#### Given records ####

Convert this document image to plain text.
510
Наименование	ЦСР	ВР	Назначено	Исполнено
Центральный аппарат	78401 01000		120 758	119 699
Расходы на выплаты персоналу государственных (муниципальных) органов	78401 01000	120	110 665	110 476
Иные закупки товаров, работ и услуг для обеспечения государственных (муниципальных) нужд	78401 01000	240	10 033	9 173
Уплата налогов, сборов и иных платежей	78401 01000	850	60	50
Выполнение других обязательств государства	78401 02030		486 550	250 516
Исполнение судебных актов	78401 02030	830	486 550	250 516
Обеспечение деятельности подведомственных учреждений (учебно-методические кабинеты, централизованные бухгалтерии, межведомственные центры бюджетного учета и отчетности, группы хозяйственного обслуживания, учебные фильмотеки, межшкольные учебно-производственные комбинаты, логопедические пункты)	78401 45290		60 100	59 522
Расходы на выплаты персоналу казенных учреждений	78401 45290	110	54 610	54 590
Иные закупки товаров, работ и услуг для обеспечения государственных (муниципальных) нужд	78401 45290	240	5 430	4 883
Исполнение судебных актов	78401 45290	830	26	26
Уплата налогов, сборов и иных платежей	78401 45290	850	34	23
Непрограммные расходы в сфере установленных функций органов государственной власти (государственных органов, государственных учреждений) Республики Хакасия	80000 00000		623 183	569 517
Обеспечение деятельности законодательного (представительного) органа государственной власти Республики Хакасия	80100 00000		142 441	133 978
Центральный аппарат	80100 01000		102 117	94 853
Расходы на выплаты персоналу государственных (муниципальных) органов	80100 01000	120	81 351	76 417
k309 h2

####

- **Task objective**: Return all of the entries exactly as they were supplied.

- **Finished answer**:
Convert this document image to plain text.
510
Наименование	ЦСР	ВР	Назначено	Исполнено
Центральный аппарат	78401 01000		120 758	119 699
Расходы на выплаты персоналу государственных (муниципальных) органов	78401 01000	120	110 665	110 476
Иные закупки товаров, работ и услуг для обеспечения государственных (муниципальных) нужд	78401 01000	240	10 033	9 173
Уплата налогов, сборов и иных платежей	78401 01000	850	60	50
Выполнение других обязательств государства	78401 02030		486 550	250 516
Исполнение судебных актов	78401 02030	830	486 550	250 516
Обеспечение деятельности подведомственных учреждений (учебно-методические кабинеты, централизованные бухгалтерии, межведомственные центры бюджетного учета и отчетности, группы хозяйственного обслуживания, учебные фильмотеки, межшкольные учебно-производственные комбинаты, логопедические пункты)	78401 45290		60 100	59 522
Расходы на выплаты персоналу казенных учреждений	78401 45290	110	54 610	54 590
Иные закупки товаров, работ и услуг для обеспечения государственных (муниципальных) нужд	78401 45290	240	5 430	4 883
Исполнение судебных актов	78401 45290	830	26	26
Уплата налогов, сборов и иных платежей	78401 45290	850	34	23
Непрограммные расходы в сфере установленных функций органов государственной власти (государственных органов, государственных учреждений) Республики Хакасия	80000 00000		623 183	569 517
Обеспечение деятельности законодательного (представительного) органа государственной власти Республики Хакасия	80100 00000		142 441	133 978
Центральный аппарат	80100 01000		102 117	94 853
Расходы на выплаты персоналу государственных (муниципальных) органов	80100 01000	120	81 351	76 417
k309 h2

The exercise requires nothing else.